Exercise:
Omit every image, and transcribe the remaining entries exactly as given.

Given information:
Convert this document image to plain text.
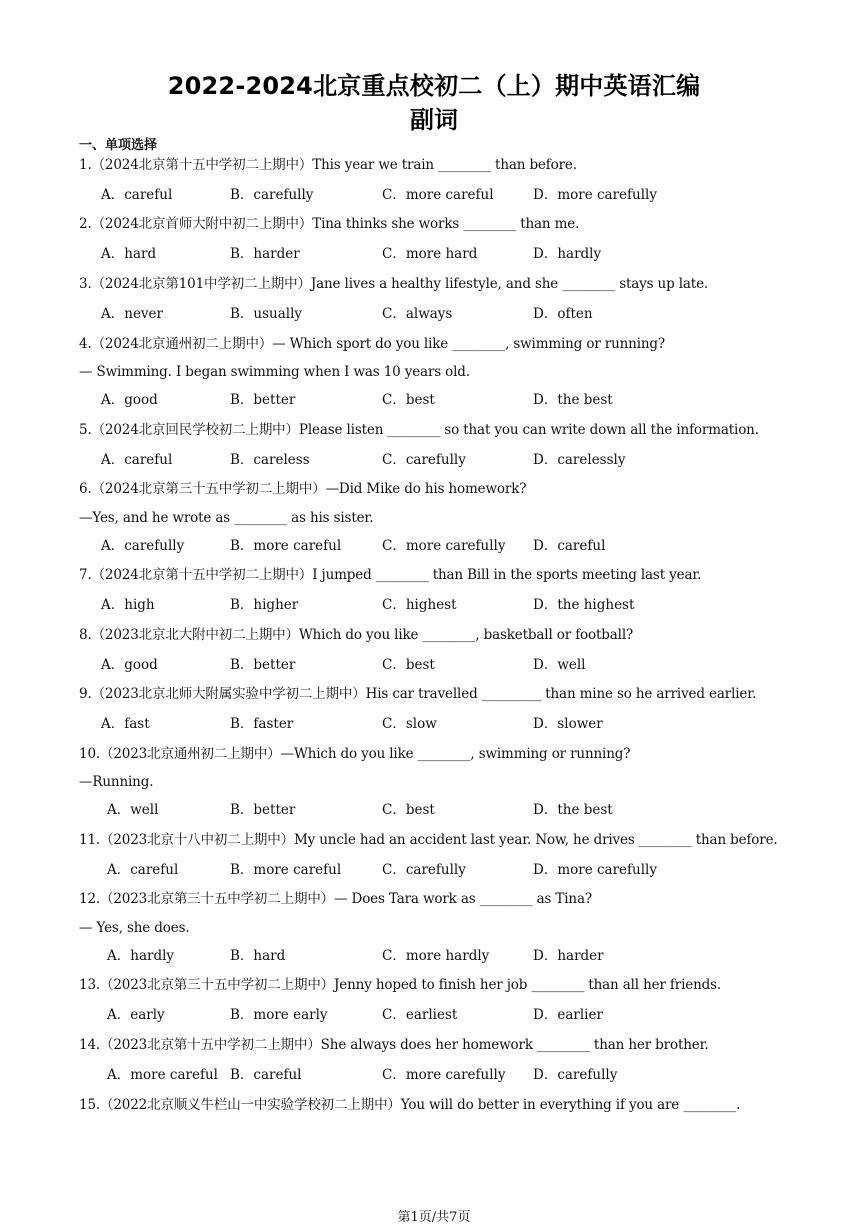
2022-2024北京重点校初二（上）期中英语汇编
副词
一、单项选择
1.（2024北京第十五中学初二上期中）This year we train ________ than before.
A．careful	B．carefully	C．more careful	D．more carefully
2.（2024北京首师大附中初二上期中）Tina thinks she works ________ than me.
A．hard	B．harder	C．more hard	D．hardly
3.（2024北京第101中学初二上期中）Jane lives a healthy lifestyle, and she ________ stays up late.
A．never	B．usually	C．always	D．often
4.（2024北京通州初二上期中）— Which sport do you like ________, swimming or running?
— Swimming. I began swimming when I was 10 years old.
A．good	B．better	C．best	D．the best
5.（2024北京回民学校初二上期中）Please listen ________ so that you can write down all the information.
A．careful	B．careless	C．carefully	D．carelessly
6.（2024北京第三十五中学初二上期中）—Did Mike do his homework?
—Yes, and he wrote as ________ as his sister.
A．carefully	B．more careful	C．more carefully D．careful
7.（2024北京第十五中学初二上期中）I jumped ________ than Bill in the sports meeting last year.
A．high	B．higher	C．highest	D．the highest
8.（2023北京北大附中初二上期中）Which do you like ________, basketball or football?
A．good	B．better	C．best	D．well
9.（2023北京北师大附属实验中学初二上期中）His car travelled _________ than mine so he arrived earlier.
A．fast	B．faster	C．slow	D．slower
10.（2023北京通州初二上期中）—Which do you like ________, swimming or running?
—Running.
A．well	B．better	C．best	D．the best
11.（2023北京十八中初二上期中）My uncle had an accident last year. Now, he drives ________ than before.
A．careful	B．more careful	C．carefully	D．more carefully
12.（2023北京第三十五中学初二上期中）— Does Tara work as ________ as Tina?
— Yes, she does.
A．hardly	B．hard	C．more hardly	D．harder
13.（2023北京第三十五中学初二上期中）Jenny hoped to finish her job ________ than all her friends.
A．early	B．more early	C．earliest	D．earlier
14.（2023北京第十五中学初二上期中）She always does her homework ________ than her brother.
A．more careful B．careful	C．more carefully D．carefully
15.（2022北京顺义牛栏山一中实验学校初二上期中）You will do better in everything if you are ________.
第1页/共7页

Finished task:
Convert this document image to plain text.
2022-2024北京重点校初二（上）期中英语汇编
副词
一、单项选择
1.（2024北京第十五中学初二上期中）This year we train ________ than before.
A．careful	B．carefully	C．more careful	D．more carefully
2.（2024北京首师大附中初二上期中）Tina thinks she works ________ than me.
A．hard	B．harder	C．more hard	D．hardly
3.（2024北京第101中学初二上期中）Jane lives a healthy lifestyle, and she ________ stays up late.
A．never	B．usually	C．always	D．often
4.（2024北京通州初二上期中）— Which sport do you like ________, swimming or running?
— Swimming. I began swimming when I was 10 years old.
A．good	B．better	C．best	D．the best
5.（2024北京回民学校初二上期中）Please listen ________ so that you can write down all the information.
A．careful	B．careless	C．carefully	D．carelessly
6.（2024北京第三十五中学初二上期中）—Did Mike do his homework?
—Yes, and he wrote as ________ as his sister.
A．carefully	B．more careful	C．more carefully D．careful
7.（2024北京第十五中学初二上期中）I jumped ________ than Bill in the sports meeting last year.
A．high	B．higher	C．highest	D．the highest
8.（2023北京北大附中初二上期中）Which do you like ________, basketball or football?
A．good	B．better	C．best	D．well
9.（2023北京北师大附属实验中学初二上期中）His car travelled _________ than mine so he arrived earlier.
A．fast	B．faster	C．slow	D．slower
10.（2023北京通州初二上期中）—Which do you like ________, swimming or running?
—Running.
A．well	B．better	C．best	D．the best
11.（2023北京十八中初二上期中）My uncle had an accident last year. Now, he drives ________ than before.
A．careful	B．more careful	C．carefully	D．more carefully
12.（2023北京第三十五中学初二上期中）— Does Tara work as ________ as Tina?
— Yes, she does.
A．hardly	B．hard	C．more hardly	D．harder
13.（2023北京第三十五中学初二上期中）Jenny hoped to finish her job ________ than all her friends.
A．early	B．more early	C．earliest	D．earlier
14.（2023北京第十五中学初二上期中）She always does her homework ________ than her brother.
A．more careful B．careful	C．more carefully D．carefully
15.（2022北京顺义牛栏山一中实验学校初二上期中）You will do better in everything if you are ________.
第1页/共7页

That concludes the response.